Written exercise
Repeat the records word for word, excluding any picture.

Available records
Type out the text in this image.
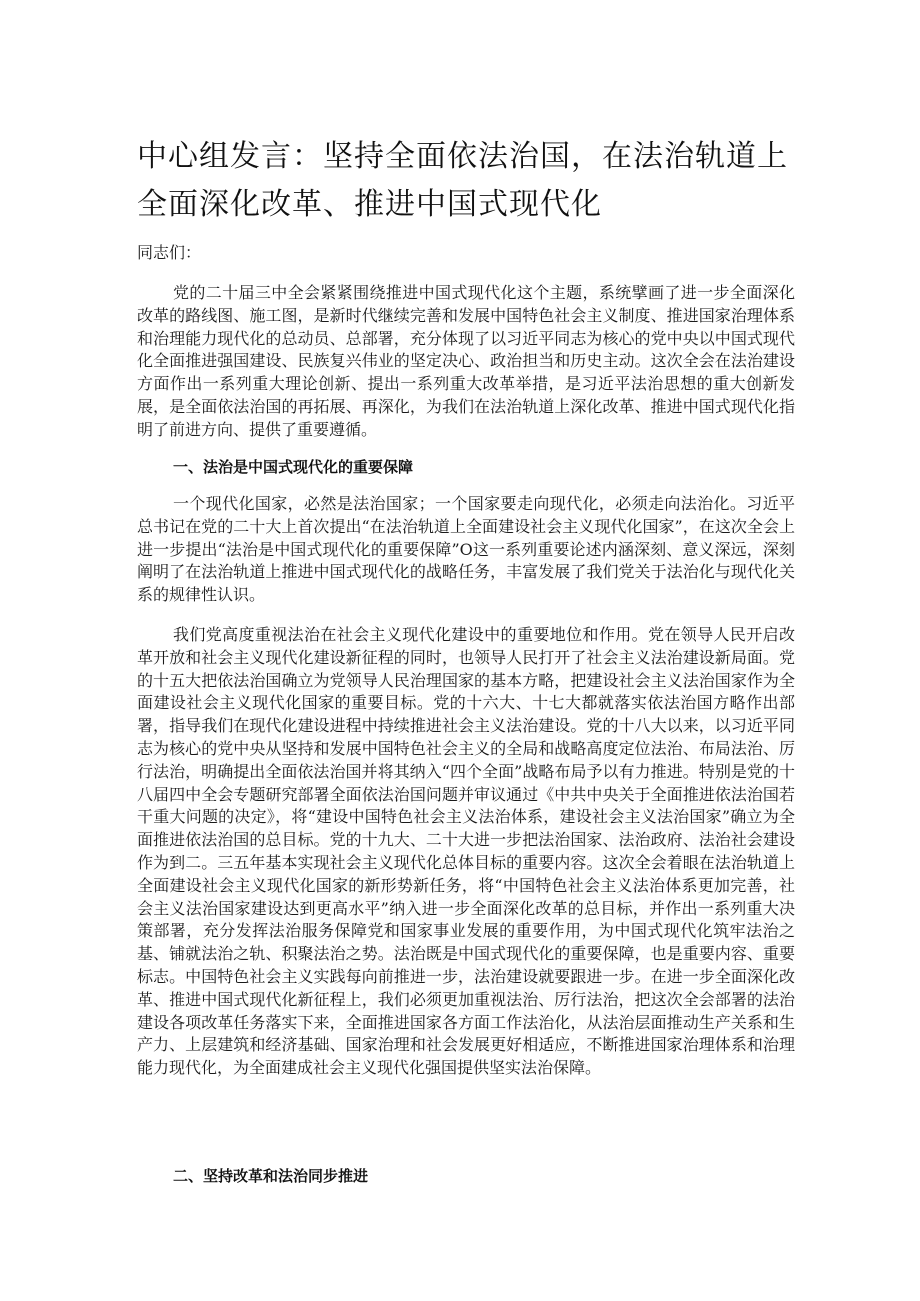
中心组发言：坚持全面依法治国，在法治轨道上全面深化改革、推进中国式现代化

同志们：

党的二十届三中全会紧紧围绕推进中国式现代化这个主题，系统擘画了进一步全面深化改革的路线图、施工图，是新时代继续完善和发展中国特色社会主义制度、推进国家治理体系和治理能力现代化的总动员、总部署，充分体现了以习近平同志为核心的党中央以中国式现代化全面推进强国建设、民族复兴伟业的坚定决心、政治担当和历史主动。这次全会在法治建设方面作出一系列重大理论创新、提出一系列重大改革举措，是习近平法治思想的重大创新发展，是全面依法治国的再拓展、再深化，为我们在法治轨道上深化改革、推进中国式现代化指明了前进方向、提供了重要遵循。

一、法治是中国式现代化的重要保障

一个现代化国家，必然是法治国家；一个国家要走向现代化，必须走向法治化。习近平总书记在党的二十大上首次提出“在法治轨道上全面建设社会主义现代化国家”，在这次全会上进一步提出“法治是中国式现代化的重要保障”O这一系列重要论述内涵深刻、意义深远，深刻阐明了在法治轨道上推进中国式现代化的战略任务，丰富发展了我们党关于法治化与现代化关系的规律性认识。

我们党高度重视法治在社会主义现代化建设中的重要地位和作用。党在领导人民开启改革开放和社会主义现代化建设新征程的同时，也领导人民打开了社会主义法治建设新局面。党的十五大把依法治国确立为党领导人民治理国家的基本方略，把建设社会主义法治国家作为全面建设社会主义现代化国家的重要目标。党的十六大、十七大都就落实依法治国方略作出部署，指导我们在现代化建设进程中持续推进社会主义法治建设。党的十八大以来，以习近平同志为核心的党中央从坚持和发展中国特色社会主义的全局和战略高度定位法治、布局法治、厉行法治，明确提出全面依法治国并将其纳入“四个全面”战略布局予以有力推进。特别是党的十八届四中全会专题研究部署全面依法治国问题并审议通过《中共中央关于全面推进依法治国若干重大问题的决定》，将“建设中国特色社会主义法治体系，建设社会主义法治国家”确立为全面推进依法治国的总目标。党的十九大、二十大进一步把法治国家、法治政府、法治社会建设作为到二。三五年基本实现社会主义现代化总体目标的重要内容。这次全会着眼在法治轨道上全面建设社会主义现代化国家的新形势新任务，将“中国特色社会主义法治体系更加完善，社会主义法治国家建设达到更高水平”纳入进一步全面深化改革的总目标，并作出一系列重大决策部署，充分发挥法治服务保障党和国家事业发展的重要作用，为中国式现代化筑牢法治之基、铺就法治之轨、积聚法治之势。法治既是中国式现代化的重要保障，也是重要内容、重要标志。中国特色社会主义实践每向前推进一步，法治建设就要跟进一步。在进一步全面深化改革、推进中国式现代化新征程上，我们必须更加重视法治、厉行法治，把这次全会部署的法治建设各项改革任务落实下来，全面推进国家各方面工作法治化，从法治层面推动生产关系和生产力、上层建筑和经济基础、国家治理和社会发展更好相适应，不断推进国家治理体系和治理能力现代化，为全面建成社会主义现代化强国提供坚实法治保障。

二、坚持改革和法治同步推进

Expected output
Type out the text in this image.
中心组发言：坚持全面依法治国，在法治轨道上全面深化改革、推进中国式现代化

同志们：

党的二十届三中全会紧紧围绕推进中国式现代化这个主题，系统擘画了进一步全面深化改革的路线图、施工图，是新时代继续完善和发展中国特色社会主义制度、推进国家治理体系和治理能力现代化的总动员、总部署，充分体现了以习近平同志为核心的党中央以中国式现代化全面推进强国建设、民族复兴伟业的坚定决心、政治担当和历史主动。这次全会在法治建设方面作出一系列重大理论创新、提出一系列重大改革举措，是习近平法治思想的重大创新发展，是全面依法治国的再拓展、再深化，为我们在法治轨道上深化改革、推进中国式现代化指明了前进方向、提供了重要遵循。

一、法治是中国式现代化的重要保障

一个现代化国家，必然是法治国家；一个国家要走向现代化，必须走向法治化。习近平总书记在党的二十大上首次提出“在法治轨道上全面建设社会主义现代化国家”，在这次全会上进一步提出“法治是中国式现代化的重要保障”O这一系列重要论述内涵深刻、意义深远，深刻阐明了在法治轨道上推进中国式现代化的战略任务，丰富发展了我们党关于法治化与现代化关系的规律性认识。

我们党高度重视法治在社会主义现代化建设中的重要地位和作用。党在领导人民开启改革开放和社会主义现代化建设新征程的同时，也领导人民打开了社会主义法治建设新局面。党的十五大把依法治国确立为党领导人民治理国家的基本方略，把建设社会主义法治国家作为全面建设社会主义现代化国家的重要目标。党的十六大、十七大都就落实依法治国方略作出部署，指导我们在现代化建设进程中持续推进社会主义法治建设。党的十八大以来，以习近平同志为核心的党中央从坚持和发展中国特色社会主义的全局和战略高度定位法治、布局法治、厉行法治，明确提出全面依法治国并将其纳入“四个全面”战略布局予以有力推进。特别是党的十八届四中全会专题研究部署全面依法治国问题并审议通过《中共中央关于全面推进依法治国若干重大问题的决定》，将“建设中国特色社会主义法治体系，建设社会主义法治国家”确立为全面推进依法治国的总目标。党的十九大、二十大进一步把法治国家、法治政府、法治社会建设作为到二。三五年基本实现社会主义现代化总体目标的重要内容。这次全会着眼在法治轨道上全面建设社会主义现代化国家的新形势新任务，将“中国特色社会主义法治体系更加完善，社会主义法治国家建设达到更高水平”纳入进一步全面深化改革的总目标，并作出一系列重大决策部署，充分发挥法治服务保障党和国家事业发展的重要作用，为中国式现代化筑牢法治之基、铺就法治之轨、积聚法治之势。法治既是中国式现代化的重要保障，也是重要内容、重要标志。中国特色社会主义实践每向前推进一步，法治建设就要跟进一步。在进一步全面深化改革、推进中国式现代化新征程上，我们必须更加重视法治、厉行法治，把这次全会部署的法治建设各项改革任务落实下来，全面推进国家各方面工作法治化，从法治层面推动生产关系和生产力、上层建筑和经济基础、国家治理和社会发展更好相适应，不断推进国家治理体系和治理能力现代化，为全面建成社会主义现代化强国提供坚实法治保障。

二、坚持改革和法治同步推进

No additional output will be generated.